*EXERCISE TASK*: Gather up every line that includes the string "hygiene".

*GIVEN ENTRIES*:
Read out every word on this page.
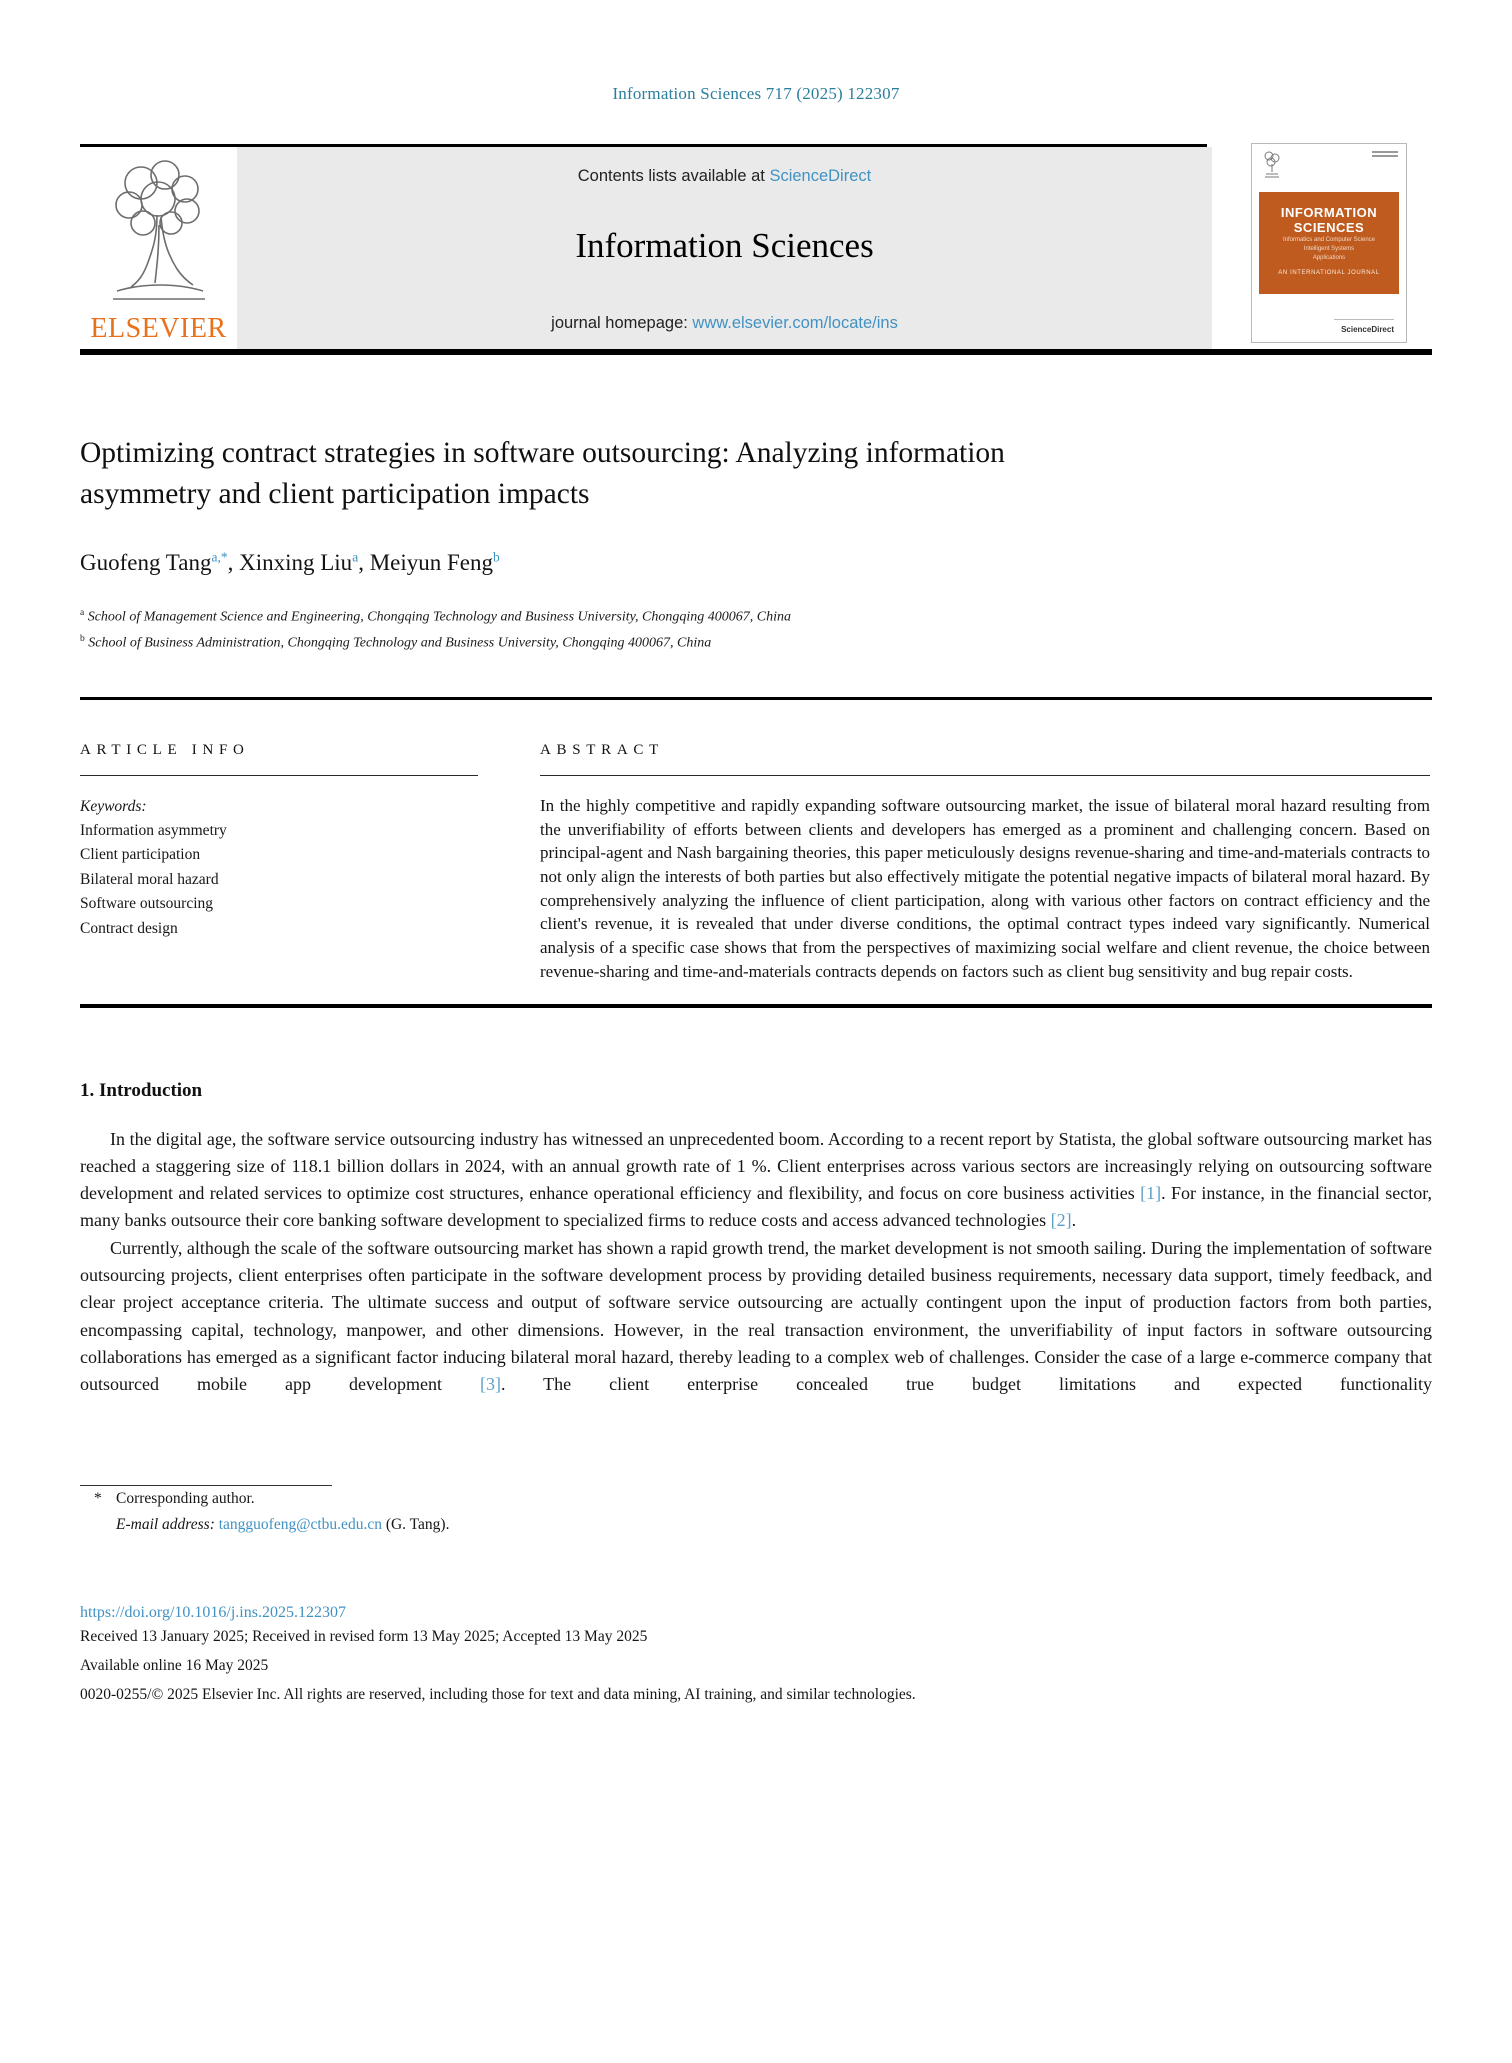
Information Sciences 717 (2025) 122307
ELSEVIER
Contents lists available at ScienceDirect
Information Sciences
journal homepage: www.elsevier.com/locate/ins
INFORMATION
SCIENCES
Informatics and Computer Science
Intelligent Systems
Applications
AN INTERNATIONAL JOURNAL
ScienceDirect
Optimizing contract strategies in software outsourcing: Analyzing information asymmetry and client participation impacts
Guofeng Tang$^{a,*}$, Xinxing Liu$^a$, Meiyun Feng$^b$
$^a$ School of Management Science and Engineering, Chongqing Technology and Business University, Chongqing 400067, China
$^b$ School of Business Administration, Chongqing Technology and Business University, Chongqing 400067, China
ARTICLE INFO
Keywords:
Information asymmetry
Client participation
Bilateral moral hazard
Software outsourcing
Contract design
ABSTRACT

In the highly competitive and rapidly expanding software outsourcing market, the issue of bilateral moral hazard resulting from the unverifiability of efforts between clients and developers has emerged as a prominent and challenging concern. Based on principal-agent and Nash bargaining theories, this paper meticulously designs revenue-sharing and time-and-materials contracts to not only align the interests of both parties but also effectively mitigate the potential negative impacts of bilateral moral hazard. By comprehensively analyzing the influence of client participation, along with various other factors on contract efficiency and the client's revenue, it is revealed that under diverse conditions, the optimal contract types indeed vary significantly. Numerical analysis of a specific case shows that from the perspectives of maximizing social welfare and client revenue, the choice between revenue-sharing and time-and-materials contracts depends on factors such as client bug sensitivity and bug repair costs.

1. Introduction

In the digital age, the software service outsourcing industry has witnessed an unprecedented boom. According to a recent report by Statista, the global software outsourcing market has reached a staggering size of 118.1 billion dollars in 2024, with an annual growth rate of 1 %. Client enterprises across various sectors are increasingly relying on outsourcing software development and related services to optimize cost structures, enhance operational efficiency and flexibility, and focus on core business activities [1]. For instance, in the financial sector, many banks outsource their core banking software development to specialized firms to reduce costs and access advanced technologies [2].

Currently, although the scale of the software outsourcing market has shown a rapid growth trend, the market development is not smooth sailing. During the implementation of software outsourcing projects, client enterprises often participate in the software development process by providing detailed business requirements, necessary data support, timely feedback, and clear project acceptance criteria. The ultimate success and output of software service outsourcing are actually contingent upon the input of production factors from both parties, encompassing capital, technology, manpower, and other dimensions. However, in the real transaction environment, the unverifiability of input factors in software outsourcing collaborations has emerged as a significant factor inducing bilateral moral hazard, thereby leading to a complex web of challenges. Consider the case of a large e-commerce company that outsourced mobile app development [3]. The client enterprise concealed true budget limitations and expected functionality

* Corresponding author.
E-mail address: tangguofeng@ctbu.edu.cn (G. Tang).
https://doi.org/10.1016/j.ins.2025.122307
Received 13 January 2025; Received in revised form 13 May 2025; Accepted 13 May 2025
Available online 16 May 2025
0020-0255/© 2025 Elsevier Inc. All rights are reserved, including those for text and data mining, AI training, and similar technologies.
---
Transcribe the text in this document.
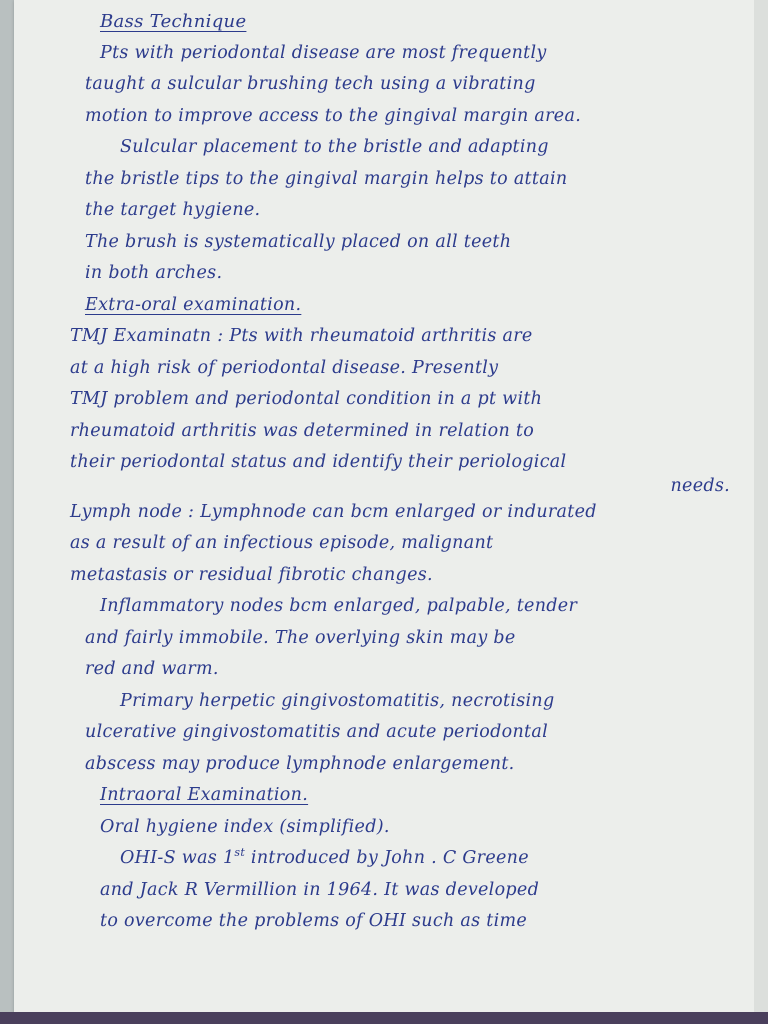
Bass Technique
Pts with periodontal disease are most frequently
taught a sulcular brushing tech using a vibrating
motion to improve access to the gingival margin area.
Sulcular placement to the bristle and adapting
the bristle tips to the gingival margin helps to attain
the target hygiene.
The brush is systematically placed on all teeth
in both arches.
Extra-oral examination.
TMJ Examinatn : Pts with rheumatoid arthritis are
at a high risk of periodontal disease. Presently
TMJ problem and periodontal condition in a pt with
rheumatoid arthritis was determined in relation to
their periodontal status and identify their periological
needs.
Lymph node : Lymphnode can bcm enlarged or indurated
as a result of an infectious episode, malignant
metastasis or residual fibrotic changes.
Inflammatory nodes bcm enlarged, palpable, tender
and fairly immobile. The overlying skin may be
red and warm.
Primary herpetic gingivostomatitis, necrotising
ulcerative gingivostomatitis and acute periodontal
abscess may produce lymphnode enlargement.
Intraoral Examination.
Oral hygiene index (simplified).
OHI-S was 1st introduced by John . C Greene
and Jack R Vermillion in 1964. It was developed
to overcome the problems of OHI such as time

*WRITTEN REPLY*:
the target hygiene.
Oral hygiene index (simplified).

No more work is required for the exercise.